WORK TO COMPLETE
Pick out every line holding the string "对的的是" and copy it.

Stored records
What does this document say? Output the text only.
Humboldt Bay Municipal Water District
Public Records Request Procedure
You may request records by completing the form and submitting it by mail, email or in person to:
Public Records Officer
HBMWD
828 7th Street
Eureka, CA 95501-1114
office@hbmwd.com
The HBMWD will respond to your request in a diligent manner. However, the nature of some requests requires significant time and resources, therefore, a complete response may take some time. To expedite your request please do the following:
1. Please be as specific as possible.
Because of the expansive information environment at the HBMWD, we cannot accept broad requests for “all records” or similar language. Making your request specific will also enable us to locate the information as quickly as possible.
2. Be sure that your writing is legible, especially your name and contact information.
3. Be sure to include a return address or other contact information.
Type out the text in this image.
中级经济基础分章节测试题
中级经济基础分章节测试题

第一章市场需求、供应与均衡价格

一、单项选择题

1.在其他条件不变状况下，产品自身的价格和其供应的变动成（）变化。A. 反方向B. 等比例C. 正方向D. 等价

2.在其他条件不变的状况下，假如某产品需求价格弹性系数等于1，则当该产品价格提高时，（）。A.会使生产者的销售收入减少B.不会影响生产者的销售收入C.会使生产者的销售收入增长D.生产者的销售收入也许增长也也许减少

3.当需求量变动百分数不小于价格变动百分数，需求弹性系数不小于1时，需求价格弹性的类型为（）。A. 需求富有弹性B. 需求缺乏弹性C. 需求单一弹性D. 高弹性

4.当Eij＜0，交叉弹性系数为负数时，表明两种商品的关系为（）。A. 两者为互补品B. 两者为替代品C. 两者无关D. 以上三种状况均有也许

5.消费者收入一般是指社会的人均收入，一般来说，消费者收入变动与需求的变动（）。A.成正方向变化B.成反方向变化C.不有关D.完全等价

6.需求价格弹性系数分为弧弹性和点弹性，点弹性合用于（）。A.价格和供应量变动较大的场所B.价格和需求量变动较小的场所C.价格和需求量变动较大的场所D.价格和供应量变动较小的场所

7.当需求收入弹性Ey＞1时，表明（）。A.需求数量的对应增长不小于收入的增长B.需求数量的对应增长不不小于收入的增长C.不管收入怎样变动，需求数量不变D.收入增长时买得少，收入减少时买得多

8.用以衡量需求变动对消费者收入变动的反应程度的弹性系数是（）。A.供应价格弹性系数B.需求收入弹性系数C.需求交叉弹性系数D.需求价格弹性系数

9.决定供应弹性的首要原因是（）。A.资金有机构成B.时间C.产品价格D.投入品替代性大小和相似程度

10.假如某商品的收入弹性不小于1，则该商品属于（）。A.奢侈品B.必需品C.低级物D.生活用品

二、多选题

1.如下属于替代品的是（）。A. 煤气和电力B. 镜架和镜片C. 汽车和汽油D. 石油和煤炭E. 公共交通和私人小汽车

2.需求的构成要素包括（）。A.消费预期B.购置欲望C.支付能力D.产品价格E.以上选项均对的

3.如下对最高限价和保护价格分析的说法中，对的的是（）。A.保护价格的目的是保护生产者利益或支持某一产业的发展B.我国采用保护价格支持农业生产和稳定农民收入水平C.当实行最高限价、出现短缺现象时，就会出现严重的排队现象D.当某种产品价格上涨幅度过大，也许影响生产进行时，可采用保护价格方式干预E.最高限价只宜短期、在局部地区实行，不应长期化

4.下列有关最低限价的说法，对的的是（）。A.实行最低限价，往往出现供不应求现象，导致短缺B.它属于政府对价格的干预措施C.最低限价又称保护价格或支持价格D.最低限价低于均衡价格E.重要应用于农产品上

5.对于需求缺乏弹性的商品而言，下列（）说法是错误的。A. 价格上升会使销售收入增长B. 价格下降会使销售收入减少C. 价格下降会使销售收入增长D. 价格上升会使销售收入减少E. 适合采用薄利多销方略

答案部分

COMPLETED EXERCISE
3.如下对最高限价和保护价格分析的说法中，对的的是（）。A.保护价格的目的是保护生产者利益或支持某一产业的发展B.我国采用保护价格支持农业生产和稳定农民收入水平C.当实行最高限价、出现短缺现象时，就会出现严重的排队现象D.当某种产品价格上涨幅度过大，也许影响生产进行时，可采用保护价格方式干预E.最高限价只宜短期、在局部地区实行，不应长期化
4.下列有关最低限价的说法，对的的是（）。A.实行最低限价，往往出现供不应求现象，导致短缺B.它属于政府对价格的干预措施C.最低限价又称保护价格或支持价格D.最低限价低于均衡价格E.重要应用于农产品上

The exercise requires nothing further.